--- Material provided ---

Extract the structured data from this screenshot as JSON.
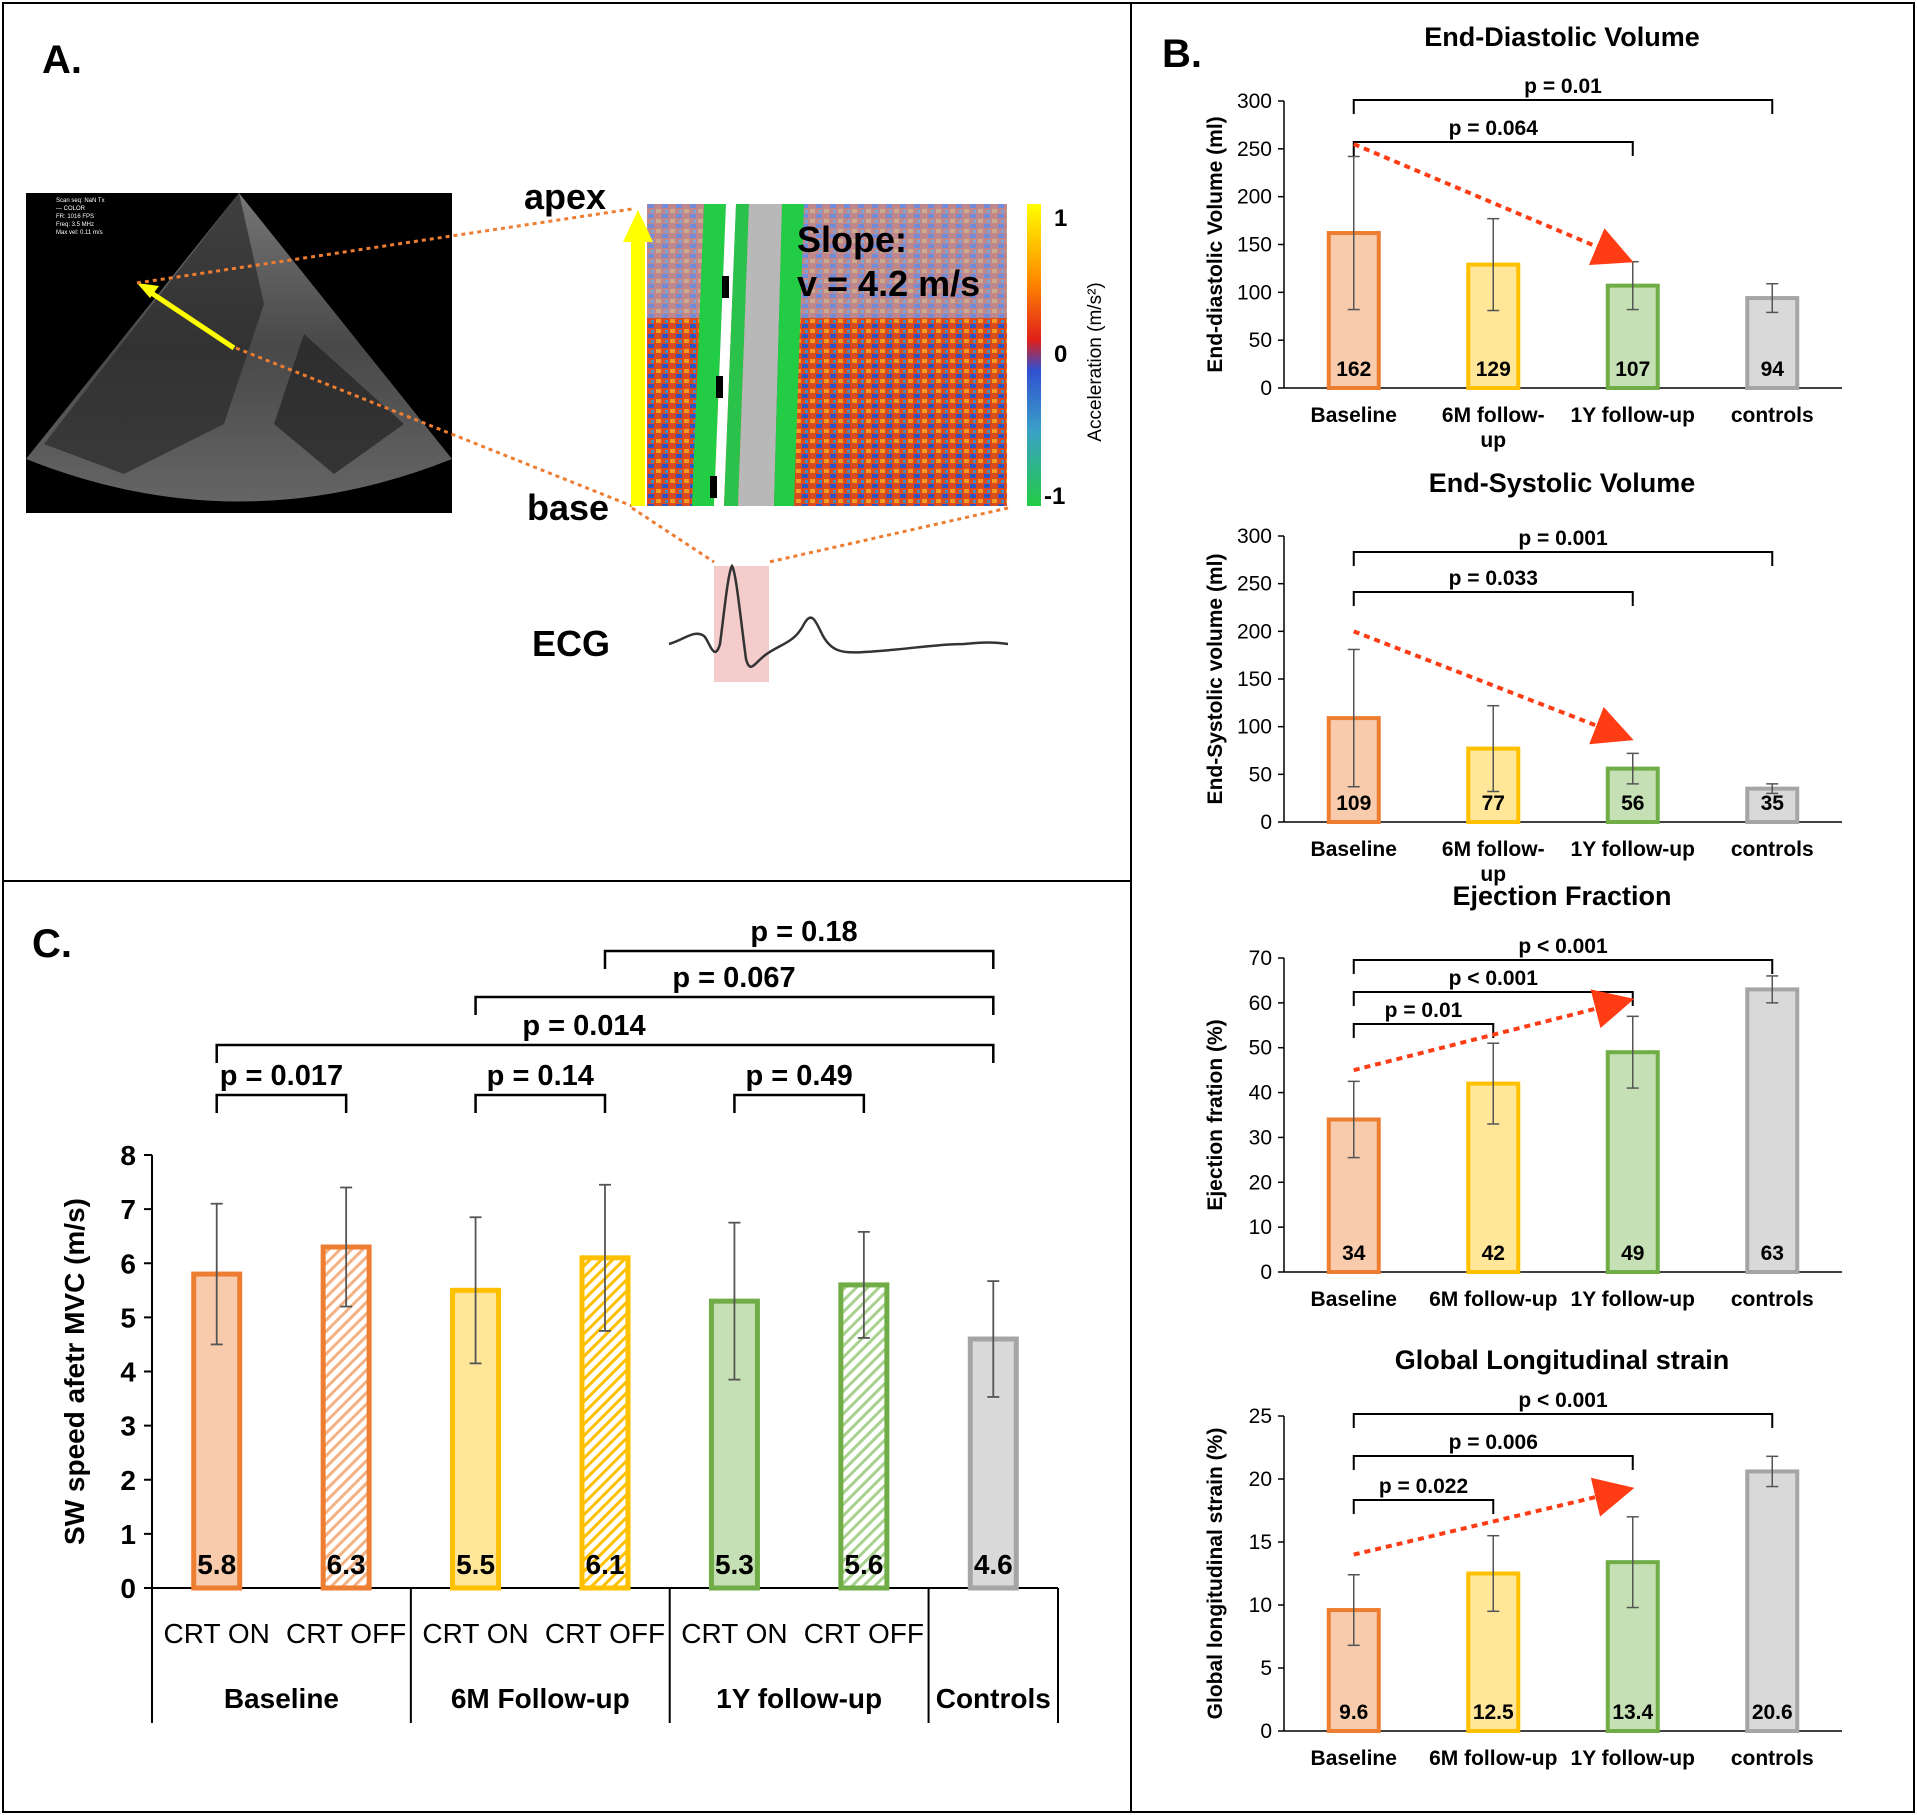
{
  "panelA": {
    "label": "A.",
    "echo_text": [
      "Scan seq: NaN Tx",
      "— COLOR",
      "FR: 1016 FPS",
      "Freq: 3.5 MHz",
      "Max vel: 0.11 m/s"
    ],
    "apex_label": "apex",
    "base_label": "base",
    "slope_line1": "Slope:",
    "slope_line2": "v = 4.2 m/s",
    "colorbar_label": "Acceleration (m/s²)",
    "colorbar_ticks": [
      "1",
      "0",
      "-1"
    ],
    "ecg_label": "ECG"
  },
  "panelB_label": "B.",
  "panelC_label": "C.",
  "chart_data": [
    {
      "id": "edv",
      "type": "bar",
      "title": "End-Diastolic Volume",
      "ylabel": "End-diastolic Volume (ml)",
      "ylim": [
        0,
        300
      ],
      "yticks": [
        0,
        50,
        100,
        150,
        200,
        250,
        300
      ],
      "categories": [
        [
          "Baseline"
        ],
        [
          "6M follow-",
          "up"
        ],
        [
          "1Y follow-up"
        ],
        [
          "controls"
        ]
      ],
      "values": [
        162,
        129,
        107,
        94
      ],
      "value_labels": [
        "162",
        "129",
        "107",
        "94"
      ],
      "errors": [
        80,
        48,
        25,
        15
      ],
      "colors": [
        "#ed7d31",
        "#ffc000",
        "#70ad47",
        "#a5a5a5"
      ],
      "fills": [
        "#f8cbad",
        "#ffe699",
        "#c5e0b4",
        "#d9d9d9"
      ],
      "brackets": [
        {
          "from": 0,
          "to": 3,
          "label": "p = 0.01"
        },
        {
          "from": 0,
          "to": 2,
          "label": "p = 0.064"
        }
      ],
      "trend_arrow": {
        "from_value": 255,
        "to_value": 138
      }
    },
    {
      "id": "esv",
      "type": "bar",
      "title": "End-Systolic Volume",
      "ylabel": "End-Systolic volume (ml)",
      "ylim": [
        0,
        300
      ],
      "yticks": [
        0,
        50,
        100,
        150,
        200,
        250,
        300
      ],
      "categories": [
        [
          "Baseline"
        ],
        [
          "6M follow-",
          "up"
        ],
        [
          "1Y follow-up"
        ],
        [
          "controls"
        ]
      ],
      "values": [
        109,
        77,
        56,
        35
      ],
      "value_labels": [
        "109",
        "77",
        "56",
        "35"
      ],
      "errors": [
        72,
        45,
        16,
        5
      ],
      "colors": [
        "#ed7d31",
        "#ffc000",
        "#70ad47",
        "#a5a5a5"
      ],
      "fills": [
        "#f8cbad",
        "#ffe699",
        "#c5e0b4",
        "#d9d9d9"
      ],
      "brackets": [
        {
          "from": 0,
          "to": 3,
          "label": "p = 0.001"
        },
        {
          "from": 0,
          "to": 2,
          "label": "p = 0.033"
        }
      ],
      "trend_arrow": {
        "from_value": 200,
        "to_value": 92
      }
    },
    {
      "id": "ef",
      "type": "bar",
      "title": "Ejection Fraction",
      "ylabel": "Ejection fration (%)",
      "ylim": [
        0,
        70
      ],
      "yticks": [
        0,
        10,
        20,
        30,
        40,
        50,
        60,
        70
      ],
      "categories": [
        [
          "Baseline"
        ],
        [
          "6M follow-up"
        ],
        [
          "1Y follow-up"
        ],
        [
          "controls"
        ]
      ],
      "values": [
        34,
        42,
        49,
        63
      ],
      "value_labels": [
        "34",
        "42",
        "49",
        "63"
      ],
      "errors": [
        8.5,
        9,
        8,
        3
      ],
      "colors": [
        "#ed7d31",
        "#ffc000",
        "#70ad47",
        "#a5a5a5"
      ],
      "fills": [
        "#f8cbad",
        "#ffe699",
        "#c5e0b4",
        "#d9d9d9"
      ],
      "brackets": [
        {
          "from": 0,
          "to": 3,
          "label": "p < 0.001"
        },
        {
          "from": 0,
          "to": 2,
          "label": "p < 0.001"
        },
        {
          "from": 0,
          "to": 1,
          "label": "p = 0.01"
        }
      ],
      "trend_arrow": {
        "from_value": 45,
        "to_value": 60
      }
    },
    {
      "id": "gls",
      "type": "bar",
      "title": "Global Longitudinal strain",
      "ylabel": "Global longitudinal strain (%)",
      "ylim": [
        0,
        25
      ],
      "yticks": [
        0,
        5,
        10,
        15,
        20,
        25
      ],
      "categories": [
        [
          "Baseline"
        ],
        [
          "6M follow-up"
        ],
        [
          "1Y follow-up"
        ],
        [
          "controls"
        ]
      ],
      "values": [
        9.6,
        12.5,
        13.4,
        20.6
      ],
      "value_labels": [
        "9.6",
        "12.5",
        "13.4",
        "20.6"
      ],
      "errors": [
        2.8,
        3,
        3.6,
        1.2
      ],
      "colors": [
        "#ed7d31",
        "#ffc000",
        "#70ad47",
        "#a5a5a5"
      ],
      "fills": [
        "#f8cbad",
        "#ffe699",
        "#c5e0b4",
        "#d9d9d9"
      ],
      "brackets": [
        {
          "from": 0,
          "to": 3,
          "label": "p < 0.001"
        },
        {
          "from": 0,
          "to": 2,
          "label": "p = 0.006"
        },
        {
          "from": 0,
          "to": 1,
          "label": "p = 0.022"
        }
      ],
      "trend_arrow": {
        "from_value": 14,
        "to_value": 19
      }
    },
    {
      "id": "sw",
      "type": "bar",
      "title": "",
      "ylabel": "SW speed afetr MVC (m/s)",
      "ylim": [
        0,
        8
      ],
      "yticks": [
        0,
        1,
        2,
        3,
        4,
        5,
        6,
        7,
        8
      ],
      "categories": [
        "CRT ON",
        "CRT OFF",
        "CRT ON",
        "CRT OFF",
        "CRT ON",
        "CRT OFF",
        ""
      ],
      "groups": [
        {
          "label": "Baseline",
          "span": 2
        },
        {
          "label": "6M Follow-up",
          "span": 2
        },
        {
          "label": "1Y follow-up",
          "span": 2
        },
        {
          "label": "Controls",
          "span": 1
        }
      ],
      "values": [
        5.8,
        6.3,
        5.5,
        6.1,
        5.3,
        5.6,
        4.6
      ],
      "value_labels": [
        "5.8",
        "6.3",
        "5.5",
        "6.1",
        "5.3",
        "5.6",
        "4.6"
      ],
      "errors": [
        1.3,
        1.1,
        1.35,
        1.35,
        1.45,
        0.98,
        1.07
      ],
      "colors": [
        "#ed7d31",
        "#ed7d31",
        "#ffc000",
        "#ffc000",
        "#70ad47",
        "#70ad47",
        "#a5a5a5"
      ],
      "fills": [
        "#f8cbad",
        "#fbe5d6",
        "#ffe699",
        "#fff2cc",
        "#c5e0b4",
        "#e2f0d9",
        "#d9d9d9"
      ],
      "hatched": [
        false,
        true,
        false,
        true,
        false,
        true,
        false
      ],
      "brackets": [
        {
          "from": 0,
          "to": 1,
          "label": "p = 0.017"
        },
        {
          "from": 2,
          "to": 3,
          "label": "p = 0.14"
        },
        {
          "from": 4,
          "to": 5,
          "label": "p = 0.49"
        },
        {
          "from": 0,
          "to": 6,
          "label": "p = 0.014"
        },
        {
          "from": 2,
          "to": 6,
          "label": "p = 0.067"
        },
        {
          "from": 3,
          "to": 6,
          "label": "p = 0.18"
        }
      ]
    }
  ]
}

---

* _Brief_:
Go through the listing above and write it out again exactly, dropping the pictures.

* _Task answer_:
Extract the structured data from this screenshot as JSON.
{
  "panelA": {
    "label": "A.",
    "echo_text": [
      "Scan seq: NaN Tx",
      "— COLOR",
      "FR: 1016 FPS",
      "Freq: 3.5 MHz",
      "Max vel: 0.11 m/s"
    ],
    "apex_label": "apex",
    "base_label": "base",
    "slope_line1": "Slope:",
    "slope_line2": "v = 4.2 m/s",
    "colorbar_label": "Acceleration (m/s²)",
    "colorbar_ticks": [
      "1",
      "0",
      "-1"
    ],
    "ecg_label": "ECG"
  },
  "panelB_label": "B.",
  "panelC_label": "C.",
  "chart_data": [
    {
      "id": "edv",
      "type": "bar",
      "title": "End-Diastolic Volume",
      "ylabel": "End-diastolic Volume (ml)",
      "ylim": [
        0,
        300
      ],
      "yticks": [
        0,
        50,
        100,
        150,
        200,
        250,
        300
      ],
      "categories": [
        [
          "Baseline"
        ],
        [
          "6M follow-",
          "up"
        ],
        [
          "1Y follow-up"
        ],
        [
          "controls"
        ]
      ],
      "values": [
        162,
        129,
        107,
        94
      ],
      "value_labels": [
        "162",
        "129",
        "107",
        "94"
      ],
      "errors": [
        80,
        48,
        25,
        15
      ],
      "colors": [
        "#ed7d31",
        "#ffc000",
        "#70ad47",
        "#a5a5a5"
      ],
      "fills": [
        "#f8cbad",
        "#ffe699",
        "#c5e0b4",
        "#d9d9d9"
      ],
      "brackets": [
        {
          "from": 0,
          "to": 3,
          "label": "p = 0.01"
        },
        {
          "from": 0,
          "to": 2,
          "label": "p = 0.064"
        }
      ],
      "trend_arrow": {
        "from_value": 255,
        "to_value": 138
      }
    },
    {
      "id": "esv",
      "type": "bar",
      "title": "End-Systolic Volume",
      "ylabel": "End-Systolic volume (ml)",
      "ylim": [
        0,
        300
      ],
      "yticks": [
        0,
        50,
        100,
        150,
        200,
        250,
        300
      ],
      "categories": [
        [
          "Baseline"
        ],
        [
          "6M follow-",
          "up"
        ],
        [
          "1Y follow-up"
        ],
        [
          "controls"
        ]
      ],
      "values": [
        109,
        77,
        56,
        35
      ],
      "value_labels": [
        "109",
        "77",
        "56",
        "35"
      ],
      "errors": [
        72,
        45,
        16,
        5
      ],
      "colors": [
        "#ed7d31",
        "#ffc000",
        "#70ad47",
        "#a5a5a5"
      ],
      "fills": [
        "#f8cbad",
        "#ffe699",
        "#c5e0b4",
        "#d9d9d9"
      ],
      "brackets": [
        {
          "from": 0,
          "to": 3,
          "label": "p = 0.001"
        },
        {
          "from": 0,
          "to": 2,
          "label": "p = 0.033"
        }
      ],
      "trend_arrow": {
        "from_value": 200,
        "to_value": 92
      }
    },
    {
      "id": "ef",
      "type": "bar",
      "title": "Ejection Fraction",
      "ylabel": "Ejection fration (%)",
      "ylim": [
        0,
        70
      ],
      "yticks": [
        0,
        10,
        20,
        30,
        40,
        50,
        60,
        70
      ],
      "categories": [
        [
          "Baseline"
        ],
        [
          "6M follow-up"
        ],
        [
          "1Y follow-up"
        ],
        [
          "controls"
        ]
      ],
      "values": [
        34,
        42,
        49,
        63
      ],
      "value_labels": [
        "34",
        "42",
        "49",
        "63"
      ],
      "errors": [
        8.5,
        9,
        8,
        3
      ],
      "colors": [
        "#ed7d31",
        "#ffc000",
        "#70ad47",
        "#a5a5a5"
      ],
      "fills": [
        "#f8cbad",
        "#ffe699",
        "#c5e0b4",
        "#d9d9d9"
      ],
      "brackets": [
        {
          "from": 0,
          "to": 3,
          "label": "p < 0.001"
        },
        {
          "from": 0,
          "to": 2,
          "label": "p < 0.001"
        },
        {
          "from": 0,
          "to": 1,
          "label": "p = 0.01"
        }
      ],
      "trend_arrow": {
        "from_value": 45,
        "to_value": 60
      }
    },
    {
      "id": "gls",
      "type": "bar",
      "title": "Global Longitudinal strain",
      "ylabel": "Global longitudinal strain (%)",
      "ylim": [
        0,
        25
      ],
      "yticks": [
        0,
        5,
        10,
        15,
        20,
        25
      ],
      "categories": [
        [
          "Baseline"
        ],
        [
          "6M follow-up"
        ],
        [
          "1Y follow-up"
        ],
        [
          "controls"
        ]
      ],
      "values": [
        9.6,
        12.5,
        13.4,
        20.6
      ],
      "value_labels": [
        "9.6",
        "12.5",
        "13.4",
        "20.6"
      ],
      "errors": [
        2.8,
        3,
        3.6,
        1.2
      ],
      "colors": [
        "#ed7d31",
        "#ffc000",
        "#70ad47",
        "#a5a5a5"
      ],
      "fills": [
        "#f8cbad",
        "#ffe699",
        "#c5e0b4",
        "#d9d9d9"
      ],
      "brackets": [
        {
          "from": 0,
          "to": 3,
          "label": "p < 0.001"
        },
        {
          "from": 0,
          "to": 2,
          "label": "p = 0.006"
        },
        {
          "from": 0,
          "to": 1,
          "label": "p = 0.022"
        }
      ],
      "trend_arrow": {
        "from_value": 14,
        "to_value": 19
      }
    },
    {
      "id": "sw",
      "type": "bar",
      "title": "",
      "ylabel": "SW speed afetr MVC (m/s)",
      "ylim": [
        0,
        8
      ],
      "yticks": [
        0,
        1,
        2,
        3,
        4,
        5,
        6,
        7,
        8
      ],
      "categories": [
        "CRT ON",
        "CRT OFF",
        "CRT ON",
        "CRT OFF",
        "CRT ON",
        "CRT OFF",
        ""
      ],
      "groups": [
        {
          "label": "Baseline",
          "span": 2
        },
        {
          "label": "6M Follow-up",
          "span": 2
        },
        {
          "label": "1Y follow-up",
          "span": 2
        },
        {
          "label": "Controls",
          "span": 1
        }
      ],
      "values": [
        5.8,
        6.3,
        5.5,
        6.1,
        5.3,
        5.6,
        4.6
      ],
      "value_labels": [
        "5.8",
        "6.3",
        "5.5",
        "6.1",
        "5.3",
        "5.6",
        "4.6"
      ],
      "errors": [
        1.3,
        1.1,
        1.35,
        1.35,
        1.45,
        0.98,
        1.07
      ],
      "colors": [
        "#ed7d31",
        "#ed7d31",
        "#ffc000",
        "#ffc000",
        "#70ad47",
        "#70ad47",
        "#a5a5a5"
      ],
      "fills": [
        "#f8cbad",
        "#fbe5d6",
        "#ffe699",
        "#fff2cc",
        "#c5e0b4",
        "#e2f0d9",
        "#d9d9d9"
      ],
      "hatched": [
        false,
        true,
        false,
        true,
        false,
        true,
        false
      ],
      "brackets": [
        {
          "from": 0,
          "to": 1,
          "label": "p = 0.017"
        },
        {
          "from": 2,
          "to": 3,
          "label": "p = 0.14"
        },
        {
          "from": 4,
          "to": 5,
          "label": "p = 0.49"
        },
        {
          "from": 0,
          "to": 6,
          "label": "p = 0.014"
        },
        {
          "from": 2,
          "to": 6,
          "label": "p = 0.067"
        },
        {
          "from": 3,
          "to": 6,
          "label": "p = 0.18"
        }
      ]
    }
  ]
}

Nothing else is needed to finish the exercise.